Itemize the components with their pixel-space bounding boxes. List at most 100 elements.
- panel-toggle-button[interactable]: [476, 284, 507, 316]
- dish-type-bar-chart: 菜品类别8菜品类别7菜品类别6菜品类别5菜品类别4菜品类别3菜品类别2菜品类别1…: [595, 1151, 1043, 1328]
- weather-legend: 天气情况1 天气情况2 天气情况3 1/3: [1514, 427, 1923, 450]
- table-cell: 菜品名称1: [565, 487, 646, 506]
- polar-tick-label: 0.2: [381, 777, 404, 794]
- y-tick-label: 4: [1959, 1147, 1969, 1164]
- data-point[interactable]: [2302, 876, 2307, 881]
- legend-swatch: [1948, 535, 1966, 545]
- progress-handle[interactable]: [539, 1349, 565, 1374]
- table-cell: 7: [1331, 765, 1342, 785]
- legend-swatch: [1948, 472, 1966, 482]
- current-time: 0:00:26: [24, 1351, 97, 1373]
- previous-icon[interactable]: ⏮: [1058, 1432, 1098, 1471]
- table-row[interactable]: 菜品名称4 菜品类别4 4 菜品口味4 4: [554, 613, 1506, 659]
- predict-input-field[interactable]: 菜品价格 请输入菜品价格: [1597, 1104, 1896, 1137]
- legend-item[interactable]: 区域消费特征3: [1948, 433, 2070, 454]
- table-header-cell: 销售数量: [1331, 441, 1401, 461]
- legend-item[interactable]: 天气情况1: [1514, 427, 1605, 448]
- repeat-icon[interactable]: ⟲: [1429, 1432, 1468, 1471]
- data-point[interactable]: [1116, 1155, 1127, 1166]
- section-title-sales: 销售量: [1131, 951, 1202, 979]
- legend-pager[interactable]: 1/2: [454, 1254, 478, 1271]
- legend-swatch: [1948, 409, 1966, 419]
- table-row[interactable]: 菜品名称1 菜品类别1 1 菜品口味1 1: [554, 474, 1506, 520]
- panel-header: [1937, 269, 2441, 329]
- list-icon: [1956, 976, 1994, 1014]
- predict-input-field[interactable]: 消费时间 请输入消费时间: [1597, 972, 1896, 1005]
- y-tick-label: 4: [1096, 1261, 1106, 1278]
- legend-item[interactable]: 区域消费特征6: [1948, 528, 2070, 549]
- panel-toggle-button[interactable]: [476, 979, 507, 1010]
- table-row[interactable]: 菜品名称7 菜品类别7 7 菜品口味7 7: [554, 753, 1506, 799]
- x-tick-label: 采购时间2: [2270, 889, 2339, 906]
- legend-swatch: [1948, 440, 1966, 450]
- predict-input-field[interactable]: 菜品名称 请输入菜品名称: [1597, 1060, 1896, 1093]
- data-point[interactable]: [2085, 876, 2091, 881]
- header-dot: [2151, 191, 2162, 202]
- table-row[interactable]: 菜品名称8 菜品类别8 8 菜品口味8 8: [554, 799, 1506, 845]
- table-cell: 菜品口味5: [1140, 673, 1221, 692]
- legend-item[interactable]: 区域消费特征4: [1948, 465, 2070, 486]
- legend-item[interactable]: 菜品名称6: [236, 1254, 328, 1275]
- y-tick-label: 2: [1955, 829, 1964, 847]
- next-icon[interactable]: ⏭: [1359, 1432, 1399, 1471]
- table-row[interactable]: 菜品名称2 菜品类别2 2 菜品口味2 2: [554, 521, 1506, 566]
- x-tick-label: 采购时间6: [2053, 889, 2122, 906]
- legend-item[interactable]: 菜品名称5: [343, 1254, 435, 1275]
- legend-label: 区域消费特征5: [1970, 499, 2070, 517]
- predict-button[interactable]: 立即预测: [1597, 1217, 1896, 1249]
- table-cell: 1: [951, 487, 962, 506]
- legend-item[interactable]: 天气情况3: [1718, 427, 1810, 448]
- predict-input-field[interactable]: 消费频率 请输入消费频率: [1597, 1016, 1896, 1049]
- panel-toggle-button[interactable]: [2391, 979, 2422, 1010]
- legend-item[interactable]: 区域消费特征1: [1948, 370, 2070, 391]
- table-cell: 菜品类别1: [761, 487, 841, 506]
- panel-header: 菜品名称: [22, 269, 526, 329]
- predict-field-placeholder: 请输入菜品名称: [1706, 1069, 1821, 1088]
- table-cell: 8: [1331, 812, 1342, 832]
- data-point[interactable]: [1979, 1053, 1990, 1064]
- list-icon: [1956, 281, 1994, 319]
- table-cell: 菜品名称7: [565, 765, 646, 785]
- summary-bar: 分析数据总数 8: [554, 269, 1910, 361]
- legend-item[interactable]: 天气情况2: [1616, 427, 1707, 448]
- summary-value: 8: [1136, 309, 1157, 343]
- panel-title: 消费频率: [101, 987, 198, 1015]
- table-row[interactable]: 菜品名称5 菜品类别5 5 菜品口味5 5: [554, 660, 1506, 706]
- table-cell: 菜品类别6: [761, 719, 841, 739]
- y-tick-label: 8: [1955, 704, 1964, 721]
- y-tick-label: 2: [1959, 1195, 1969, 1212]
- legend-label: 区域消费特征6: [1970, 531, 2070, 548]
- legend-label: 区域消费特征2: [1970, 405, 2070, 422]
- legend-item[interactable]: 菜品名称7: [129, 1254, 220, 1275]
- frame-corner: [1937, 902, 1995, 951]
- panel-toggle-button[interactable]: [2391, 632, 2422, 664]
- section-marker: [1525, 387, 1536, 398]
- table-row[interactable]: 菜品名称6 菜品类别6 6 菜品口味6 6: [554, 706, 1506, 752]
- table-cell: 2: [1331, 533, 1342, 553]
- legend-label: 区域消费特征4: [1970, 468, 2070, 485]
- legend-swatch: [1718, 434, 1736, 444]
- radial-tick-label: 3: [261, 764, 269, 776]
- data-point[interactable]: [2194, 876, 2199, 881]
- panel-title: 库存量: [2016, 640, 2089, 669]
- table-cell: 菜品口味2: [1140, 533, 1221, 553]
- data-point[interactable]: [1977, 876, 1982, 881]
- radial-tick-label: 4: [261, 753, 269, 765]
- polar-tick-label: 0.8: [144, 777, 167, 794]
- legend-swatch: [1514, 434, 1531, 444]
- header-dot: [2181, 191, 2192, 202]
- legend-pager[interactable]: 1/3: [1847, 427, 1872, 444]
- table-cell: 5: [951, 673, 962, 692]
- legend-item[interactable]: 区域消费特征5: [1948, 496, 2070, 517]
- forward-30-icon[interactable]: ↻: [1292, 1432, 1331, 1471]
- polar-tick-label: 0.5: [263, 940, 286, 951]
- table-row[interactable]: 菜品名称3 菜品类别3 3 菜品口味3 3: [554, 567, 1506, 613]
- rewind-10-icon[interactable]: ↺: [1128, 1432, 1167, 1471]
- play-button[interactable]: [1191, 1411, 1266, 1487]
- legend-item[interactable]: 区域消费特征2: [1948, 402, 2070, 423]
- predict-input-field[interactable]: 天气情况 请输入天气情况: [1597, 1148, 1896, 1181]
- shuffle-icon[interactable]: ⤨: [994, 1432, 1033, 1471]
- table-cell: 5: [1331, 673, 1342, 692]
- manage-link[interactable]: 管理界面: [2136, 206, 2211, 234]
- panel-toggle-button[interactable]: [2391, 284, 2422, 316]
..............................
Set exercise: Lay out everything from the first of the lines above down to the line containing "- data-point[interactable]: [2085, 876, 2091, 881]", that line included, as a JSON list of strings with one string per line and blank lines left out.

Reply:
[
  "Itemize the components with their pixel-space bounding boxes. List at most 100 elements.",
  "- panel-toggle-button[interactable]: [476, 284, 507, 316]",
  "- dish-type-bar-chart: 菜品类别8菜品类别7菜品类别6菜品类别5菜品类别4菜品类别3菜品类别2菜品类别1…: [595, 1151, 1043, 1328]",
  "- weather-legend: 天气情况1 天气情况2 天气情况3 1/3: [1514, 427, 1923, 450]",
  "- table-cell: 菜品名称1: [565, 487, 646, 506]",
  "- polar-tick-label: 0.2: [381, 777, 404, 794]",
  "- y-tick-label: 4: [1959, 1147, 1969, 1164]",
  "- data-point[interactable]: [2302, 876, 2307, 881]",
  "- legend-swatch: [1948, 535, 1966, 545]",
  "- progress-handle[interactable]: [539, 1349, 565, 1374]",
  "- table-cell: 7: [1331, 765, 1342, 785]",
  "- legend-swatch: [1948, 472, 1966, 482]",
  "- current-time: 0:00:26: [24, 1351, 97, 1373]",
  "- previous-icon[interactable]: ⏮: [1058, 1432, 1098, 1471]",
  "- table-row[interactable]: 菜品名称4 菜品类别4 4 菜品口味4 4: [554, 613, 1506, 659]",
  "- predict-input-field[interactable]: 菜品价格 请输入菜品价格: [1597, 1104, 1896, 1137]",
  "- legend-item[interactable]: 区域消费特征3: [1948, 433, 2070, 454]",
  "- table-header-cell: 销售数量: [1331, 441, 1401, 461]",
  "- legend-item[interactable]: 天气情况1: [1514, 427, 1605, 448]",
  "- repeat-icon[interactable]: ⟲: [1429, 1432, 1468, 1471]",
  "- data-point[interactable]: [1116, 1155, 1127, 1166]",
  "- section-title-sales: 销售量: [1131, 951, 1202, 979]",
  "- legend-pager[interactable]: 1/2: [454, 1254, 478, 1271]",
  "- legend-swatch: [1948, 409, 1966, 419]",
  "- table-row[interactable]: 菜品名称1 菜品类别1 1 菜品口味1 1: [554, 474, 1506, 520]",
  "- panel-header: [1937, 269, 2441, 329]",
  "- list-icon: [1956, 976, 1994, 1014]",
  "- predict-input-field[interactable]: 消费时间 请输入消费时间: [1597, 972, 1896, 1005]",
  "- y-tick-label: 4: [1096, 1261, 1106, 1278]",
  "- legend-item[interactable]: 区域消费特征6: [1948, 528, 2070, 549]",
  "- panel-toggle-button[interactable]: [476, 979, 507, 1010]",
  "- table-row[interactable]: 菜品名称7 菜品类别7 7 菜品口味7 7: [554, 753, 1506, 799]",
  "- x-tick-label: 采购时间2: [2270, 889, 2339, 906]",
  "- legend-swatch: [1948, 440, 1966, 450]",
  "- predict-input-field[interactable]: 菜品名称 请输入菜品名称: [1597, 1060, 1896, 1093]",
  "- data-point[interactable]: [2085, 876, 2091, 881]"
]